▶ _O que fazer_:
1. Reproduza o trecho sobre o mito grego a partir das palavras "Protágoras conta, então, uma" até as palavras "executar o plano.", inclusive, renomeando "Destino" como "Fado".
2. Segundo o trecho sobre o mito grego, com que mistura os deuses plasmaram as criaturas mortais?

▶ _Trecho citado_:
::::

O mito grego da origem da cultura


O mito grego da origem da cultura

Sócrates havia perguntado ao sábio sofista Protágoras se a virtude poderia ser ensinada – já que este se propunha a ensiná-la aos jovens, e inclusive cobrando bem por isso. Será que todos os homens poderiam aprender a ser justos e virtuosos, ou o senso de justiça seria como a música, a matemática ou a retórica – habilidades que requerem não apenas estudo, mas também talento?
A virtude pode ser ensinada?
Protágoras conta, então, uma estória para responder à pergunta de Sócrates.

“Houve um tempo em que só havia deuses, sem que ainda existissem criaturas mortais. Quando chegou o momento determinado pelo Destino, para que estas fossem criadas, os deuses as plasmaram nas entranhas da terra, utilizando-se de uma mistura de ferro e de fogo, acrescida dos elementos que ao fogo e à terra se associam. Ao chegar o tempo certo de tirá-los para a luz, incumbiram Prometeu e Epimeteu de provê-los do necessário e de conferir-lhes as qualidades adequadas a cada um. Epimeteu, porém, pediu a Prometeu que deixasse a seu cargo a distribuição. Depois de concluída, disse ele, farás a revisão final. Tendo alcançado o seu assentimento, passou a executar o plano.

Nessa tarefa, a alguns ele atribuiu força sem velocidade, dotando de velocidade os mais fracos; a outros deu armas; para os que deixara com natureza desarmada, imaginou diferentes meios de preservação; os que vestiu com pequeno corpo, dotou de asas, para fugirem, ou os proveu de algum refúgio subterrâneo; os corpulentos encontravam salvação nas próprias dimensões. Destarte agiu com todos, aplicando sempre o critério de compensação. Tomou essas precauções, para evitar que alguma espécie viesse a desaparecer.

::::

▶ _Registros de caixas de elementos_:
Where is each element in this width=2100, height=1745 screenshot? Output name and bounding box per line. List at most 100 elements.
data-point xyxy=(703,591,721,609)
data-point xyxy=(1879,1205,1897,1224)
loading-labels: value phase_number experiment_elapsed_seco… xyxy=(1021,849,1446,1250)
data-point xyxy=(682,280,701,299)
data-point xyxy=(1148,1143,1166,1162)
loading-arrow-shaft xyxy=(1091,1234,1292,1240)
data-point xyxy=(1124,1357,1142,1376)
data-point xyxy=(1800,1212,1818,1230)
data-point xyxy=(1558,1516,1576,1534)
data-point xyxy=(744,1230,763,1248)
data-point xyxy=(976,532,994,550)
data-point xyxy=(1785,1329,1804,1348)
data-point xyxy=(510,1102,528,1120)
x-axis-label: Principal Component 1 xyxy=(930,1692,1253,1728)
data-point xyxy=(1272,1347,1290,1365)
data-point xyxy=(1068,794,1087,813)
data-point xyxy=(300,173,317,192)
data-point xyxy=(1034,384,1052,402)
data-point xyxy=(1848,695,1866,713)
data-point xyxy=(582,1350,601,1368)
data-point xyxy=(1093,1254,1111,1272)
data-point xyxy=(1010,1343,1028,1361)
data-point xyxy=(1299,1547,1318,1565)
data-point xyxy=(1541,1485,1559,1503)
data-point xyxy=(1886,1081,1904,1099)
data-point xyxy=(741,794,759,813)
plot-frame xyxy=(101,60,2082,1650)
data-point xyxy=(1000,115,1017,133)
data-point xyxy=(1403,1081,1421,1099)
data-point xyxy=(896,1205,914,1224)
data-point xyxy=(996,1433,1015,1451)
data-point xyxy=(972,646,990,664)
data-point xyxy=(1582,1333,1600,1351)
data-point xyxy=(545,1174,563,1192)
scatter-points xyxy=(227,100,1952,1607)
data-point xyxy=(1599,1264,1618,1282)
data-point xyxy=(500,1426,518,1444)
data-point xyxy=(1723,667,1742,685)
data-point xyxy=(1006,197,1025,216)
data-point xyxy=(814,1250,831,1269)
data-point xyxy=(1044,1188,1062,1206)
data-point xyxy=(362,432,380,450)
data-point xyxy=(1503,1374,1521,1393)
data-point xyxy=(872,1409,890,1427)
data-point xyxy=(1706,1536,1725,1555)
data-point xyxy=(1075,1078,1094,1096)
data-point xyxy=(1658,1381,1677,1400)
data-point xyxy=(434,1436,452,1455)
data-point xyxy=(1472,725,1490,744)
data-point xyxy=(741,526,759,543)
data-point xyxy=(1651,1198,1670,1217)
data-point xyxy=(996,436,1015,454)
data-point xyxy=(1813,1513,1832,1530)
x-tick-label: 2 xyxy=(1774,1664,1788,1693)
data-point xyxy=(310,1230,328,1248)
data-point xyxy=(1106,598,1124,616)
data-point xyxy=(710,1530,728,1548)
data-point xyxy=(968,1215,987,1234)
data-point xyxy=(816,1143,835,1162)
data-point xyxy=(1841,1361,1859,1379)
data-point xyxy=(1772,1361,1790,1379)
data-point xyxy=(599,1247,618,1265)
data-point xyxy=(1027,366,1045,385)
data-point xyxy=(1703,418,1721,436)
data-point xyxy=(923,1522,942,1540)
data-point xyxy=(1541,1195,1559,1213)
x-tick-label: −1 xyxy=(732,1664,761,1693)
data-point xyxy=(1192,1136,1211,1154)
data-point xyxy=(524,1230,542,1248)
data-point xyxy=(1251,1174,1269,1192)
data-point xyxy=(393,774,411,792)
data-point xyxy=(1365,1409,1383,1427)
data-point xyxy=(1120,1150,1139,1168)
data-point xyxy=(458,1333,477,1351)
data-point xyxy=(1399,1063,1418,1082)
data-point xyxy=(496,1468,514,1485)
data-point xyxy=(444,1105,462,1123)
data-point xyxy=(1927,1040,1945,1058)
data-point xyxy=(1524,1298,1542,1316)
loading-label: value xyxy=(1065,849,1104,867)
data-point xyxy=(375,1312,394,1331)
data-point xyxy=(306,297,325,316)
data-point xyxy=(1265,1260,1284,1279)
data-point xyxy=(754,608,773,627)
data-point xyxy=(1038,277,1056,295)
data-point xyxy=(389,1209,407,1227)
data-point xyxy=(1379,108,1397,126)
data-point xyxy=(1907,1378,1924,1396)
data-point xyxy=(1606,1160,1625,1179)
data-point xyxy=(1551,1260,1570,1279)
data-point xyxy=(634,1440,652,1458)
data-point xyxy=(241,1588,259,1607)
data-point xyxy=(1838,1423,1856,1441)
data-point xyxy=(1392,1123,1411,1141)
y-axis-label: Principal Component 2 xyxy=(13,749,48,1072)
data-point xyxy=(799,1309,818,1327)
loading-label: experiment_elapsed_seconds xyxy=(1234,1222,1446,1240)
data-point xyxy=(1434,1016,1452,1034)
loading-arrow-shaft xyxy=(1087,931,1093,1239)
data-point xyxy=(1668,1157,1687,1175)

::::

▶ _Respostas completas_:
1.
Protágoras conta, então, uma estória para responder à pergunta de Sócrates.

“Houve um tempo em que só havia deuses, sem que ainda existissem criaturas mortais. Quando chegou o momento determinado pelo Fado, para que estas fossem criadas, os deuses as plasmaram nas entranhas da terra, utilizando-se de uma mistura de ferro e de fogo, acrescida dos elementos que ao fogo e à terra se associam. Ao chegar o tempo certo de tirá-los para a luz, incumbiram Prometeu e Epimeteu de provê-los do necessário e de conferir-lhes as qualidades adequadas a cada um. Epimeteu, porém, pediu a Prometeu que deixasse a seu cargo a distribuição. Depois de concluída, disse ele, farás a revisão final. Tendo alcançado o seu assentimento, passou a executar o plano.

2. Com uma mistura de ferro e de fogo, acrescida dos elementos que ao fogo e à terra se associam.